DATASET RECORDS:
****
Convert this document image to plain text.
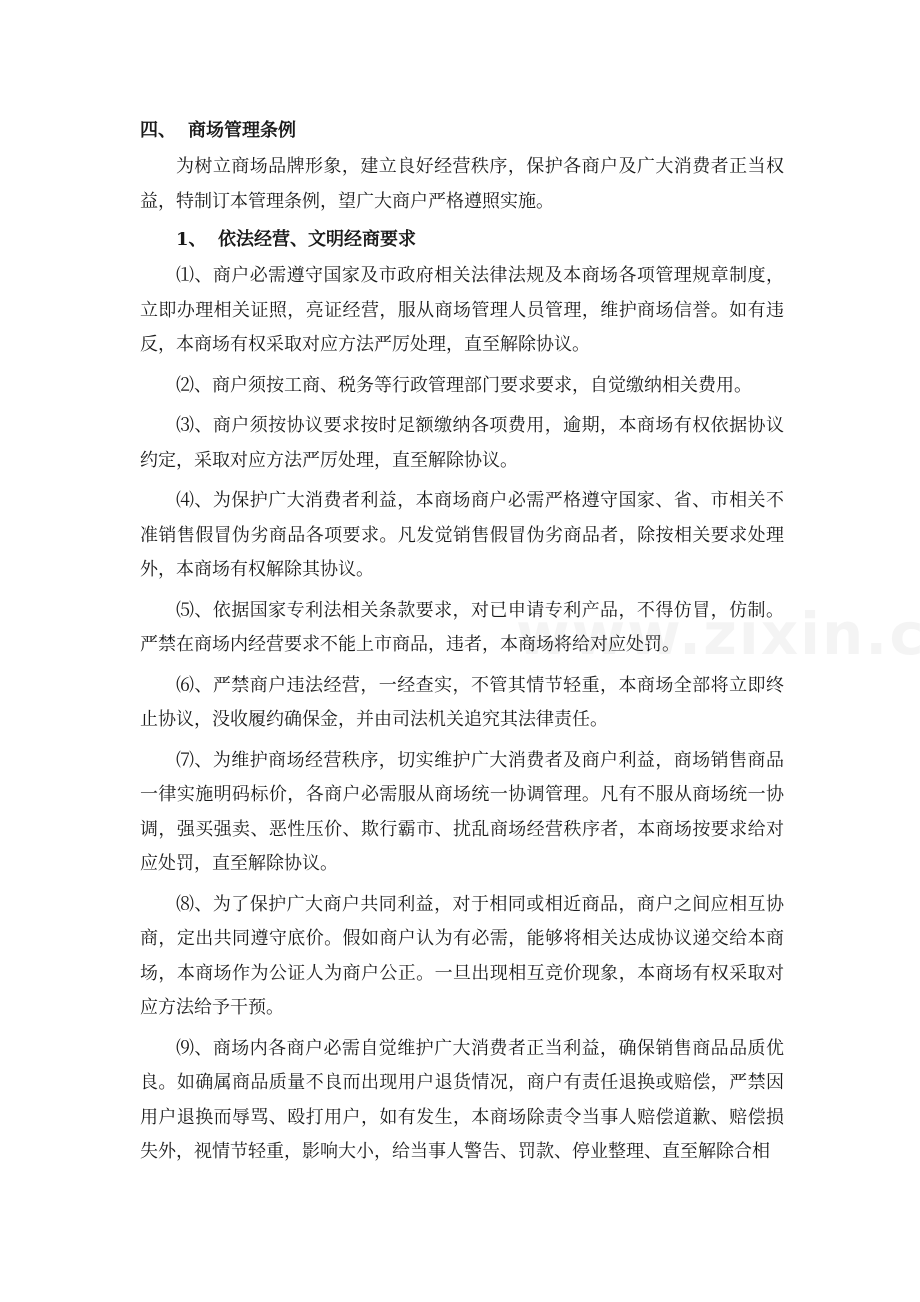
四、 商场管理条例

为树立商场品牌形象，建立良好经营秩序，保护各商户及广大消费者正当权益，特制订本管理条例，望广大商户严格遵照实施。

1、 依法经营、文明经商要求

⑴、商户必需遵守国家及市政府相关法律法规及本商场各项管理规章制度，立即办理相关证照，亮证经营，服从商场管理人员管理，维护商场信誉。如有违反，本商场有权采取对应方法严厉处理，直至解除协议。

⑵、商户须按工商、税务等行政管理部门要求要求，自觉缴纳相关费用。

⑶、商户须按协议要求按时足额缴纳各项费用，逾期，本商场有权依据协议约定，采取对应方法严厉处理，直至解除协议。

⑷、为保护广大消费者利益，本商场商户必需严格遵守国家、省、市相关不准销售假冒伪劣商品各项要求。凡发觉销售假冒伪劣商品者，除按相关要求处理外，本商场有权解除其协议。

⑸、依据国家专利法相关条款要求，对已申请专利产品，不得仿冒，仿制。严禁在商场内经营要求不能上市商品，违者，本商场将给对应处罚。

⑹、严禁商户违法经营，一经查实，不管其情节轻重，本商场全部将立即终止协议，没收履约确保金，并由司法机关追究其法律责任。

⑺、为维护商场经营秩序，切实维护广大消费者及商户利益，商场销售商品一律实施明码标价，各商户必需服从商场统一协调管理。凡有不服从商场统一协调，强买强卖、恶性压价、欺行霸市、扰乱商场经营秩序者，本商场按要求给对应处罚，直至解除协议。

⑻、为了保护广大商户共同利益，对于相同或相近商品，商户之间应相互协商，定出共同遵守底价。假如商户认为有必需，能够将相关达成协议递交给本商场，本商场作为公证人为商户公正。一旦出现相互竞价现象，本商场有权采取对应方法给予干预。

⑼、商场内各商户必需自觉维护广大消费者正当利益，确保销售商品品质优良。如确属商品质量不良而出现用户退货情况，商户有责任退换或赔偿，严禁因用户退换而辱骂、殴打用户，如有发生，本商场除责令当事人赔偿道歉、赔偿损失外，视情节轻重，影响大小，给当事人警告、罚款、停业整理、直至解除合相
****
PROMPT: Spot every line that holds "直至解除协议" and copy it.

EXERCISE SOLUTION:
⑴、商户必需遵守国家及市政府相关法律法规及本商场各项管理规章制度，立即办理相关证照，亮证经营，服从商场管理人员管理，维护商场信誉。如有违反，本商场有权采取对应方法严厉处理，直至解除协议。
⑶、商户须按协议要求按时足额缴纳各项费用，逾期，本商场有权依据协议约定，采取对应方法严厉处理，直至解除协议。
⑺、为维护商场经营秩序，切实维护广大消费者及商户利益，商场销售商品一律实施明码标价，各商户必需服从商场统一协调管理。凡有不服从商场统一协调，强买强卖、恶性压价、欺行霸市、扰乱商场经营秩序者，本商场按要求给对应处罚，直至解除协议。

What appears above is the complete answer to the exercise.